** start of Extracted material **
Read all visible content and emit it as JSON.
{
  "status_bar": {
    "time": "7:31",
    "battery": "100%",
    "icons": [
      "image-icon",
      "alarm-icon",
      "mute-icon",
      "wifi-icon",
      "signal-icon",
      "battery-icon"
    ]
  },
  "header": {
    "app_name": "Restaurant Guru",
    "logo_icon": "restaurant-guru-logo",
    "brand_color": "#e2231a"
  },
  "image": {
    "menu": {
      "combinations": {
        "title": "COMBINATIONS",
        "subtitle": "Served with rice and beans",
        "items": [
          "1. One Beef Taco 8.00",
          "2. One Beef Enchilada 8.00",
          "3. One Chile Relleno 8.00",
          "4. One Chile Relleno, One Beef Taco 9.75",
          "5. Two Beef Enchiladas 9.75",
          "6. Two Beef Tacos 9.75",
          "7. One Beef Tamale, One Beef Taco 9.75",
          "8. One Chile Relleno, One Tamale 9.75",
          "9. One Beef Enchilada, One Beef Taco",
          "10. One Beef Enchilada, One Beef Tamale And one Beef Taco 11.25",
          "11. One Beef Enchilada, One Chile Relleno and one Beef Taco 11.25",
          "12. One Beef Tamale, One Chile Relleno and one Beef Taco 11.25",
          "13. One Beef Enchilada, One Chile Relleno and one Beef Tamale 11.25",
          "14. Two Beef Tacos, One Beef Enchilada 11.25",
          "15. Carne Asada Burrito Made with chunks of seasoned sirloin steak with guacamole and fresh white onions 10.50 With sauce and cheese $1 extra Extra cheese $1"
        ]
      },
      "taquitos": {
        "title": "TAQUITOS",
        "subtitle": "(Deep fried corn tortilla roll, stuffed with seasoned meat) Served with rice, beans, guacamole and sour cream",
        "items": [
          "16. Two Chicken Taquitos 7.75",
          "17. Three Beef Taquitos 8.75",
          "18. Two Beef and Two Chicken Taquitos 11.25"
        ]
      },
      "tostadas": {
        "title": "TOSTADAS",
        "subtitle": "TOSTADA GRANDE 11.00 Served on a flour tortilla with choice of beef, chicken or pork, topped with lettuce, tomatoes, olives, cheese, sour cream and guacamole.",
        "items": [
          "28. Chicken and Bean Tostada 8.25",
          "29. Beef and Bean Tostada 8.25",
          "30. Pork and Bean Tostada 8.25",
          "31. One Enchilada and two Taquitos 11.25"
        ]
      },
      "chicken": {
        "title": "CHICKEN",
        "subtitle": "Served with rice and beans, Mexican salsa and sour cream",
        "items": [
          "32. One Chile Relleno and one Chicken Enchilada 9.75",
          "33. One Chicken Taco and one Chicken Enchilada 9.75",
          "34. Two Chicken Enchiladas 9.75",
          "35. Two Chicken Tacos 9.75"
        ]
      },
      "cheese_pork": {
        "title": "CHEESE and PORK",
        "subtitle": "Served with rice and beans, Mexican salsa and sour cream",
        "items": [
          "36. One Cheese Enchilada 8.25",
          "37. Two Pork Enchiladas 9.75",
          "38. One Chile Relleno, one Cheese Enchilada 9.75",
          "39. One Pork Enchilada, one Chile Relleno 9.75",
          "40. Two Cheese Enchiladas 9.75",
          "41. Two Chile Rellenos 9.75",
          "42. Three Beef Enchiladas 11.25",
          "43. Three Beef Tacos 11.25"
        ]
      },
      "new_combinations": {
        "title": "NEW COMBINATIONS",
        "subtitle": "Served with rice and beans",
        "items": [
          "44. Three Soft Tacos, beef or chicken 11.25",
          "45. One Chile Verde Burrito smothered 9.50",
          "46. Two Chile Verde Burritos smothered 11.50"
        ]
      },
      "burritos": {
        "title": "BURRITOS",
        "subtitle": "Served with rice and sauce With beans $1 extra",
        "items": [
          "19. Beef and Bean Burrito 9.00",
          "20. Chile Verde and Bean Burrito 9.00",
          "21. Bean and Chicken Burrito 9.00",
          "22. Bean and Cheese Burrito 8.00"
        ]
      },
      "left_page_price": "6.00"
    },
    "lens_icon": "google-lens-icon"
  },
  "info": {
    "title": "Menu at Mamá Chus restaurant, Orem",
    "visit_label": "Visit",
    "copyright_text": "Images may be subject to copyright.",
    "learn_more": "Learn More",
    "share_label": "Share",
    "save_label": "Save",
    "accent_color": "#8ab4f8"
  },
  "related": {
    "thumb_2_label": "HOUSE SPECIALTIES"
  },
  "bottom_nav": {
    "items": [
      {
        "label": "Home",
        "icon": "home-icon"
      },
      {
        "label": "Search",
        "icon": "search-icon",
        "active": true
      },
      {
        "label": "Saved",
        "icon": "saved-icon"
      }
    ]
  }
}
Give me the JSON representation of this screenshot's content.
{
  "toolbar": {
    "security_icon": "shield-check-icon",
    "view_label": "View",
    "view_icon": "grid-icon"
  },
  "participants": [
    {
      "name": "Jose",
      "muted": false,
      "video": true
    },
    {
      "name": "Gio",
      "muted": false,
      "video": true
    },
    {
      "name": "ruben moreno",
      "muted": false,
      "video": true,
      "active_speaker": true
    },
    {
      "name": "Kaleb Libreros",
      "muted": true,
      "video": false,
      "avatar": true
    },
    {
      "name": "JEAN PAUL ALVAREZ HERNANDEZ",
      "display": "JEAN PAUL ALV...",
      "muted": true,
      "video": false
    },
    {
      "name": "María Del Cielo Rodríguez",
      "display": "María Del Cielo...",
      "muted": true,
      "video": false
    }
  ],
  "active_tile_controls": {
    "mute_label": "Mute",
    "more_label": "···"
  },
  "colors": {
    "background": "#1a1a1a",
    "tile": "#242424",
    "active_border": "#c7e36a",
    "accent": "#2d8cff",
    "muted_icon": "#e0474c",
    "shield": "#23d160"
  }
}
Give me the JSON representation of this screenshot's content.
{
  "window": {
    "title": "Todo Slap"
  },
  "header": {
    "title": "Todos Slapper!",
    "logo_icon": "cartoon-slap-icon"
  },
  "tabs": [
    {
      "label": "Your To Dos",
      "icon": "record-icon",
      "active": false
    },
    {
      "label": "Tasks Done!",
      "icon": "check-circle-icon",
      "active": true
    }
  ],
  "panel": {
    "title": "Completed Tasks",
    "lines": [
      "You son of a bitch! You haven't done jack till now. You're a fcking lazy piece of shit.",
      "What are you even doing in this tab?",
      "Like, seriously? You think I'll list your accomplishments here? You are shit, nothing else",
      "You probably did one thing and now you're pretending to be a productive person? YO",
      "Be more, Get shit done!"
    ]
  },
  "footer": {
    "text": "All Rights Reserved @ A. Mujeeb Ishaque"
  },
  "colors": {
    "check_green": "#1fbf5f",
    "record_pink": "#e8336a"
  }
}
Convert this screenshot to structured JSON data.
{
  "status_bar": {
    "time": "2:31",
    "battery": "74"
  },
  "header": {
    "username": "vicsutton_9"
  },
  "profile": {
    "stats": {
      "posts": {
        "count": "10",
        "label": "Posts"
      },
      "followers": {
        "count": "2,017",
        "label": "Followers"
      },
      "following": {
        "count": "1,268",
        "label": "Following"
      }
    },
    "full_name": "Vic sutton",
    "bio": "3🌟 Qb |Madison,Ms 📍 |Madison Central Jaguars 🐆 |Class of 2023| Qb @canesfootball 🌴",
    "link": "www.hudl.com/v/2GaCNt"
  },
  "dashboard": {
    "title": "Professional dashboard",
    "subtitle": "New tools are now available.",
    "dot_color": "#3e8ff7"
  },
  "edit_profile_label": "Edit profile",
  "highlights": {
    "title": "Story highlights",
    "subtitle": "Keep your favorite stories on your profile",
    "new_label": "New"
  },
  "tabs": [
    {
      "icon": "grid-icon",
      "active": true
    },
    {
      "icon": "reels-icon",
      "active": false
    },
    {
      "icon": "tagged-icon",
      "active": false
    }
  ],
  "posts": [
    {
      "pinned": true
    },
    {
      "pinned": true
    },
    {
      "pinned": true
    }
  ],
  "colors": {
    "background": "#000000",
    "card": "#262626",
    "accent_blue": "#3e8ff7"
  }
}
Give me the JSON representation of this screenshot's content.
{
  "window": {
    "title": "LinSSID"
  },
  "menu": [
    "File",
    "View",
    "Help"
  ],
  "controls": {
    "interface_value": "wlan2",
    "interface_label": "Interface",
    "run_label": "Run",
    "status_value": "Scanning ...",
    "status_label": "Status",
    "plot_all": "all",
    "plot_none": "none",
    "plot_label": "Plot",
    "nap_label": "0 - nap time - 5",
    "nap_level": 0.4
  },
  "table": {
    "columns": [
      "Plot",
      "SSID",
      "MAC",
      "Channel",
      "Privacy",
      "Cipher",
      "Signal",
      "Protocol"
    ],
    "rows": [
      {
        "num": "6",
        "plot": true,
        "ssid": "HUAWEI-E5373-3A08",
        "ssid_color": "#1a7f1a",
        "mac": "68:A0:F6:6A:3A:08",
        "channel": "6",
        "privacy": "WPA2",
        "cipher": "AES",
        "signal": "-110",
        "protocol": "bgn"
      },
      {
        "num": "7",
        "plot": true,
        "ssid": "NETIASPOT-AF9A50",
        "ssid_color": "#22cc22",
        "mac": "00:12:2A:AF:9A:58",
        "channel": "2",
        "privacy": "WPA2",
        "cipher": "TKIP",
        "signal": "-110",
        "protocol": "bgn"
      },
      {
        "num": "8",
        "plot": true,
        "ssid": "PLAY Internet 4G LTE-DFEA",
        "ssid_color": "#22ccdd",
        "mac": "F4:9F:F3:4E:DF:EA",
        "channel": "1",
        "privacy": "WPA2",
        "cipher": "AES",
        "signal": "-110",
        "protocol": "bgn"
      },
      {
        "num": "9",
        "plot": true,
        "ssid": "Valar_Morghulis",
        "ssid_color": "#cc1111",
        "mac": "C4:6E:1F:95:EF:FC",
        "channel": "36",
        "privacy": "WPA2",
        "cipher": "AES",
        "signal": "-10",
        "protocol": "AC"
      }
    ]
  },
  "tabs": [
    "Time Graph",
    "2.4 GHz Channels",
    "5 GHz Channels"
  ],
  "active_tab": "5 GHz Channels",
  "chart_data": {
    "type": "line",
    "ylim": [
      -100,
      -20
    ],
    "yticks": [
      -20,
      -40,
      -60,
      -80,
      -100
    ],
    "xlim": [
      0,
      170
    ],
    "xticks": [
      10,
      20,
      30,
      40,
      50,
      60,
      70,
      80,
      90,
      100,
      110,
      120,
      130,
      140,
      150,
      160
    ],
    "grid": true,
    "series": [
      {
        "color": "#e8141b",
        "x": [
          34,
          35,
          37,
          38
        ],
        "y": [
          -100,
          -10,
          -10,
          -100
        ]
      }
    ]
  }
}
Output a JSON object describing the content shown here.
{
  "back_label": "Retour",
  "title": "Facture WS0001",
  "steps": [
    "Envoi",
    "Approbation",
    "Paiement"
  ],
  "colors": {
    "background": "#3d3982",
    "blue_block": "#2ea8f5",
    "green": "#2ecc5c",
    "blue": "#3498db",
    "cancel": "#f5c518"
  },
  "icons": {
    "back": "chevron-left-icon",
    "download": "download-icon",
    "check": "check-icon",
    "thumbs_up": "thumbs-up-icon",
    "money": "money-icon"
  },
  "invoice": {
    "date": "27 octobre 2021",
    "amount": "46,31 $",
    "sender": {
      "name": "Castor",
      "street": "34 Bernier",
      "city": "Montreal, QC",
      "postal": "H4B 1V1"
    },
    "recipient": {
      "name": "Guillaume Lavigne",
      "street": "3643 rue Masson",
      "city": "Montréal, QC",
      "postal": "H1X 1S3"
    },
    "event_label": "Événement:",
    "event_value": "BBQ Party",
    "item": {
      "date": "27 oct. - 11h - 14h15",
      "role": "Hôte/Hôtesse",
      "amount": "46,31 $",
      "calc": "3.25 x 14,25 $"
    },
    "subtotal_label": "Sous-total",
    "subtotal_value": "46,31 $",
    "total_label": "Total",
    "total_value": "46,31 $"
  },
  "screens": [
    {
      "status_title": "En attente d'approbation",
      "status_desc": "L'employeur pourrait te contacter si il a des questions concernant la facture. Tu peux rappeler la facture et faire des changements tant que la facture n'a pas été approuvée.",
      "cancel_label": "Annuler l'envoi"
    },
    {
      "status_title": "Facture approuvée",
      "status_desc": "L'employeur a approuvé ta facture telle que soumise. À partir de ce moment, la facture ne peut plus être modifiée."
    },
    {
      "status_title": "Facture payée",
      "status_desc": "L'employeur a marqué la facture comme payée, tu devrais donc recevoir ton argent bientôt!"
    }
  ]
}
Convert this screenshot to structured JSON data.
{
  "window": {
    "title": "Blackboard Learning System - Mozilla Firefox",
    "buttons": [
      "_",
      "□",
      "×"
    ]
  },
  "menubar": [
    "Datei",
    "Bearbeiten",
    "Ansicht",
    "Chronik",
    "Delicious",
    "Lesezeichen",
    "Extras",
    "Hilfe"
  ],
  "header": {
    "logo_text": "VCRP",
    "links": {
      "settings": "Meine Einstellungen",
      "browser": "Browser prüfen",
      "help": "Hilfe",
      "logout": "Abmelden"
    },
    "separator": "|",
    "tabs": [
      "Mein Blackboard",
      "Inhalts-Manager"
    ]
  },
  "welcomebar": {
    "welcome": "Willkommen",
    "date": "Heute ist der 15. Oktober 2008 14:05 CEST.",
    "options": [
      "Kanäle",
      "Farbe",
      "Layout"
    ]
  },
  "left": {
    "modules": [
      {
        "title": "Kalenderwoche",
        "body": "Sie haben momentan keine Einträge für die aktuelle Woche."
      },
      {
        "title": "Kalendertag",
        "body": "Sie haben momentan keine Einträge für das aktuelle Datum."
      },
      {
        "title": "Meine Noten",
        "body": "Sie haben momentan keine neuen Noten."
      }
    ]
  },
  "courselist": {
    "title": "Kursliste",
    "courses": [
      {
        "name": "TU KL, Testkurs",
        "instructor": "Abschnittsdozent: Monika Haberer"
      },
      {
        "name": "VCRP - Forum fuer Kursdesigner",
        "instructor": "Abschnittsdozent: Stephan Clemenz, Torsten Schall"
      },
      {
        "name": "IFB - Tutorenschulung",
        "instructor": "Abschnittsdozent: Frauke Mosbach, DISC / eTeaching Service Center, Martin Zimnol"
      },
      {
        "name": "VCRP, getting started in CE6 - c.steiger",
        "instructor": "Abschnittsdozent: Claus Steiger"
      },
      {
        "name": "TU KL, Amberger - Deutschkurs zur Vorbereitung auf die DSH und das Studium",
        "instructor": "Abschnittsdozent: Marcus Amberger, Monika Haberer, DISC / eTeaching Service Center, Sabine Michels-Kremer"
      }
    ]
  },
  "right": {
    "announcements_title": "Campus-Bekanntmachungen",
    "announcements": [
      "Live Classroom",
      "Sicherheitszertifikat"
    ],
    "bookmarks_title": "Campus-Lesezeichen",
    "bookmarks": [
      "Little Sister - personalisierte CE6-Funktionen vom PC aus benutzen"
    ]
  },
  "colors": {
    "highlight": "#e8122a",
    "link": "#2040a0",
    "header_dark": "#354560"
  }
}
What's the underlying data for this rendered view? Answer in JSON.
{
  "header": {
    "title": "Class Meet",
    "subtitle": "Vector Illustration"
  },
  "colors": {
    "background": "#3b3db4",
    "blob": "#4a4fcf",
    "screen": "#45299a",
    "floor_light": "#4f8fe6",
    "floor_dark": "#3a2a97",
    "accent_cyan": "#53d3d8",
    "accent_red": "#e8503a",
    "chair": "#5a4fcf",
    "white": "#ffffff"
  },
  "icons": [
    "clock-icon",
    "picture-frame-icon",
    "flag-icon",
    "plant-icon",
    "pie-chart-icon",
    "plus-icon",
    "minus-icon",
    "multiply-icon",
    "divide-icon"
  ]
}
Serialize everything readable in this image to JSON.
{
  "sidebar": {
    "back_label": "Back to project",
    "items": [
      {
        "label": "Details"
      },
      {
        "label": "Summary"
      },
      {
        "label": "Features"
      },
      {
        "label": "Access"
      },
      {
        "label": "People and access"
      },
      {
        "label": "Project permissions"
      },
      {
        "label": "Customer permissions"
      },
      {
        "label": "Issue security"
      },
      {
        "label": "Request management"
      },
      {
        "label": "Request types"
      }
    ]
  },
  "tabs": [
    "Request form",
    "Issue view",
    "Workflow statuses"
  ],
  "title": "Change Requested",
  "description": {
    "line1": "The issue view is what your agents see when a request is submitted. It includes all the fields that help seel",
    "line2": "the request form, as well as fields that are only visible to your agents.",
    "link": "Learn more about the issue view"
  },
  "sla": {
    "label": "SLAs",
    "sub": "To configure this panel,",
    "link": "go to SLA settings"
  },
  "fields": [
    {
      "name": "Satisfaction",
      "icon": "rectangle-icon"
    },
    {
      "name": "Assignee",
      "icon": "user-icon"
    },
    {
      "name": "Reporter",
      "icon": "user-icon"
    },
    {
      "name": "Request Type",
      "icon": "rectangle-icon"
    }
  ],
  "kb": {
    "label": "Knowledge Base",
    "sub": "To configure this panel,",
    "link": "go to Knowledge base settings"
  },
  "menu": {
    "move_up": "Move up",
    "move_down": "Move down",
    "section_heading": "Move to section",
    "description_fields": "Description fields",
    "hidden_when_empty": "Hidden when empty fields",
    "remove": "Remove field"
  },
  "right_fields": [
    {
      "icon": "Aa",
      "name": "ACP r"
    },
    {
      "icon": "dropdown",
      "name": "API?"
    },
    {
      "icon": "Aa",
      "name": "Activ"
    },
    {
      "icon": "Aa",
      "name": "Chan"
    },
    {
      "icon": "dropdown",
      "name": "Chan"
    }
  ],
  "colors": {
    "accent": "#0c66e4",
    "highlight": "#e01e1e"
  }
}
** end of Extracted material **
**Directions for this task**. Identify and copy the lines holding the word "grid".

**Response below**.
    "view_icon": "grid-icon"
      "icon": "grid-icon",
    "grid": true,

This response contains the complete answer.